• [EXERCISE INPUT]:
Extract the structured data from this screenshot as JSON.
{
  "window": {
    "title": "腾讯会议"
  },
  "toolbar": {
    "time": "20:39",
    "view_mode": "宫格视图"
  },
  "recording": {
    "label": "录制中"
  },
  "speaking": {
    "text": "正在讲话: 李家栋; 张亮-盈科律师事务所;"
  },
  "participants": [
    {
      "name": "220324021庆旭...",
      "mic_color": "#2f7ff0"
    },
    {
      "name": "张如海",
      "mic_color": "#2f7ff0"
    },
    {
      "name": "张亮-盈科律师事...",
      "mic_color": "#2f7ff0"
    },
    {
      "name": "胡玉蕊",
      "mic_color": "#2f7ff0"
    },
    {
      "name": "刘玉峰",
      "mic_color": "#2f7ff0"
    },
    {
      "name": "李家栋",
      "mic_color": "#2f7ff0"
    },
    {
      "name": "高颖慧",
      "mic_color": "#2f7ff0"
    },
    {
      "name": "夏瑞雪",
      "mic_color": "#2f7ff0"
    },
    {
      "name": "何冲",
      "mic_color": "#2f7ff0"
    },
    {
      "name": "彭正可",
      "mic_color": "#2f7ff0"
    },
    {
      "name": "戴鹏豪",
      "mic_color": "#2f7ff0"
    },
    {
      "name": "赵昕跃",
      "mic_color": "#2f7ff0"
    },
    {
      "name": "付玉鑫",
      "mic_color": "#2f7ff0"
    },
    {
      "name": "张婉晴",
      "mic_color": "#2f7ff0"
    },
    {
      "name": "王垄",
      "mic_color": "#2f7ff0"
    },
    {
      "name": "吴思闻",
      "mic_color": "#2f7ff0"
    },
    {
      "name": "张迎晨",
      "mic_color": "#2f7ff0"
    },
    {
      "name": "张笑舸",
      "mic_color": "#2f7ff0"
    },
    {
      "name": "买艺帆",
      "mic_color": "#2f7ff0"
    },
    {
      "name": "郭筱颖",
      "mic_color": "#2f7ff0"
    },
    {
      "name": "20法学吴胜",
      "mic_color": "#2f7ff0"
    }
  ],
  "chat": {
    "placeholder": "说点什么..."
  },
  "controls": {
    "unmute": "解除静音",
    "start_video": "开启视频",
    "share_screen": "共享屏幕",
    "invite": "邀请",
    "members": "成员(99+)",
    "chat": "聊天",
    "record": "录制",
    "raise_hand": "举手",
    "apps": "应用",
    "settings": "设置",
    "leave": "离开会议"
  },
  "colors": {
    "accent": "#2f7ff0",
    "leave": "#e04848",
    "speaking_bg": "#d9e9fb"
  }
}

• [WHAT THE TASK ASKS]: Reproduce each entry word for word.

• [RESPONSE]:
Extract the structured data from this screenshot as JSON.
{
  "window": {
    "title": "腾讯会议"
  },
  "toolbar": {
    "time": "20:39",
    "view_mode": "宫格视图"
  },
  "recording": {
    "label": "录制中"
  },
  "speaking": {
    "text": "正在讲话: 李家栋; 张亮-盈科律师事务所;"
  },
  "participants": [
    {
      "name": "220324021庆旭...",
      "mic_color": "#2f7ff0"
    },
    {
      "name": "张如海",
      "mic_color": "#2f7ff0"
    },
    {
      "name": "张亮-盈科律师事...",
      "mic_color": "#2f7ff0"
    },
    {
      "name": "胡玉蕊",
      "mic_color": "#2f7ff0"
    },
    {
      "name": "刘玉峰",
      "mic_color": "#2f7ff0"
    },
    {
      "name": "李家栋",
      "mic_color": "#2f7ff0"
    },
    {
      "name": "高颖慧",
      "mic_color": "#2f7ff0"
    },
    {
      "name": "夏瑞雪",
      "mic_color": "#2f7ff0"
    },
    {
      "name": "何冲",
      "mic_color": "#2f7ff0"
    },
    {
      "name": "彭正可",
      "mic_color": "#2f7ff0"
    },
    {
      "name": "戴鹏豪",
      "mic_color": "#2f7ff0"
    },
    {
      "name": "赵昕跃",
      "mic_color": "#2f7ff0"
    },
    {
      "name": "付玉鑫",
      "mic_color": "#2f7ff0"
    },
    {
      "name": "张婉晴",
      "mic_color": "#2f7ff0"
    },
    {
      "name": "王垄",
      "mic_color": "#2f7ff0"
    },
    {
      "name": "吴思闻",
      "mic_color": "#2f7ff0"
    },
    {
      "name": "张迎晨",
      "mic_color": "#2f7ff0"
    },
    {
      "name": "张笑舸",
      "mic_color": "#2f7ff0"
    },
    {
      "name": "买艺帆",
      "mic_color": "#2f7ff0"
    },
    {
      "name": "郭筱颖",
      "mic_color": "#2f7ff0"
    },
    {
      "name": "20法学吴胜",
      "mic_color": "#2f7ff0"
    }
  ],
  "chat": {
    "placeholder": "说点什么..."
  },
  "controls": {
    "unmute": "解除静音",
    "start_video": "开启视频",
    "share_screen": "共享屏幕",
    "invite": "邀请",
    "members": "成员(99+)",
    "chat": "聊天",
    "record": "录制",
    "raise_hand": "举手",
    "apps": "应用",
    "settings": "设置",
    "leave": "离开会议"
  },
  "colors": {
    "accent": "#2f7ff0",
    "leave": "#e04848",
    "speaking_bg": "#d9e9fb"
  }
}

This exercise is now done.